Stored records
+===+

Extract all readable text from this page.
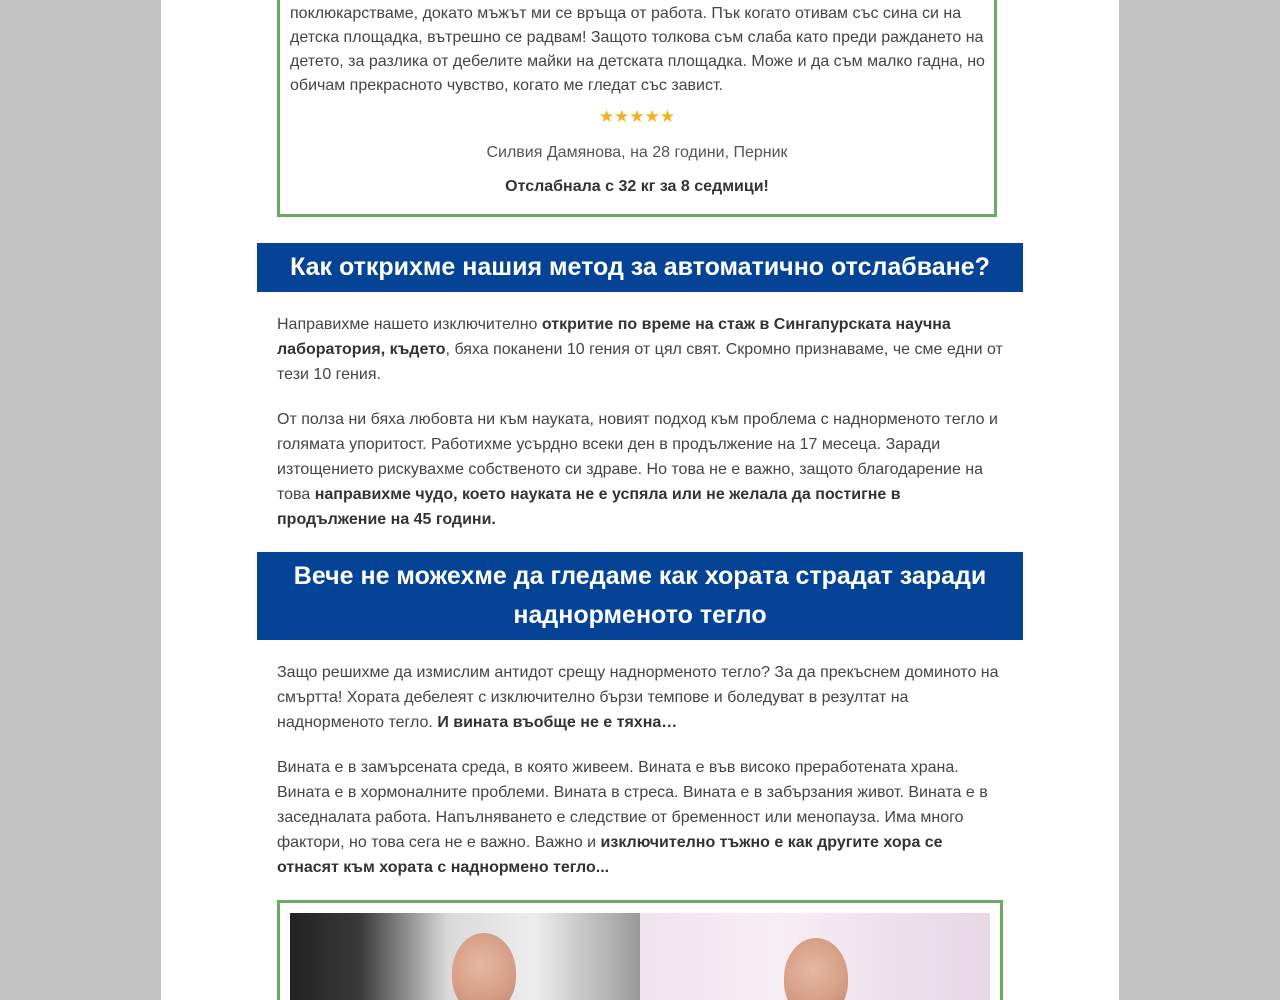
поклюкарстваме, докато мъжът ми се връща от работа. Пък когато отивам със сина си на детска площадка, вътрешно се радвам! Защото толкова съм слаба като преди раждането на детето, за разлика от дебелите майки на детската площадка. Може и да съм малко гадна, но обичам прекрасното чувство, когато ме гледат със завист.

★★★★★
Силвия Дамянова, на 28 години, Перник
Отслабнала с 32 кг за 8 седмици!
Как открихме нашия метод за автоматично отслабване?

Направихме нашето изключително откритие по време на стаж в Сингапурската научна лаборатория, където, бяха поканени 10 гения от цял свят. Скромно признаваме, че сме едни от тези 10 гения.

От полза ни бяха любовта ни към науката, новият подход към проблема с наднорменото тегло и голямата упоритост. Работихме усърдно всеки ден в продължение на 17 месеца. Заради изтощението рискувахме собственото си здраве. Но това не е важно, защото благодарение на това направихме чудо, което науката не е успяла или не желала да постигне в продължение на 45 години.

Вече не можехме да гледаме как хората страдат заради наднорменото тегло

Защо решихме да измислим антидот срещу наднорменото тегло? За да прекъснем доминото на смъртта! Хората дебелеят с изключително бързи темпове и боледуват в резултат на наднорменото тегло. И вината въобще не е тяхна…

Вината е в замърсената среда, в която живеем. Вината е във високо преработената храна. Вината е в хормоналните проблеми. Вината в стреса. Вината е в забързания живот. Вината е в заседналата работа. Напълняването е следствие от бременност или менопауза. Има много фактори, но това сега не е важно. Важно и изключително тъжно е как другите хора се отнасят към хората с наднормено тегло...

+===+

Description of the task
Without including any pictures, print all of the material exactly as given.

Output for this task
Extract all readable text from this page.
поклюкарстваме, докато мъжът ми се връща от работа. Пък когато отивам със сина си на детска площадка, вътрешно се радвам! Защото толкова съм слаба като преди раждането на детето, за разлика от дебелите майки на детската площадка. Може и да съм малко гадна, но обичам прекрасното чувство, когато ме гледат със завист.

★★★★★
Силвия Дамянова, на 28 години, Перник
Отслабнала с 32 кг за 8 седмици!
Как открихме нашия метод за автоматично отслабване?

Направихме нашето изключително откритие по време на стаж в Сингапурската научна лаборатория, където, бяха поканени 10 гения от цял свят. Скромно признаваме, че сме едни от тези 10 гения.

От полза ни бяха любовта ни към науката, новият подход към проблема с наднорменото тегло и голямата упоритост. Работихме усърдно всеки ден в продължение на 17 месеца. Заради изтощението рискувахме собственото си здраве. Но това не е важно, защото благодарение на това направихме чудо, което науката не е успяла или не желала да постигне в продължение на 45 години.

Вече не можехме да гледаме как хората страдат заради наднорменото тегло

Защо решихме да измислим антидот срещу наднорменото тегло? За да прекъснем доминото на смъртта! Хората дебелеят с изключително бързи темпове и боледуват в резултат на наднорменото тегло. И вината въобще не е тяхна…

Вината е в замърсената среда, в която живеем. Вината е във високо преработената храна. Вината е в хормоналните проблеми. Вината в стреса. Вината е в забързания живот. Вината е в заседналата работа. Напълняването е следствие от бременност или менопауза. Има много фактори, но това сега не е важно. Важно и изключително тъжно е как другите хора се отнасят към хората с наднормено тегло...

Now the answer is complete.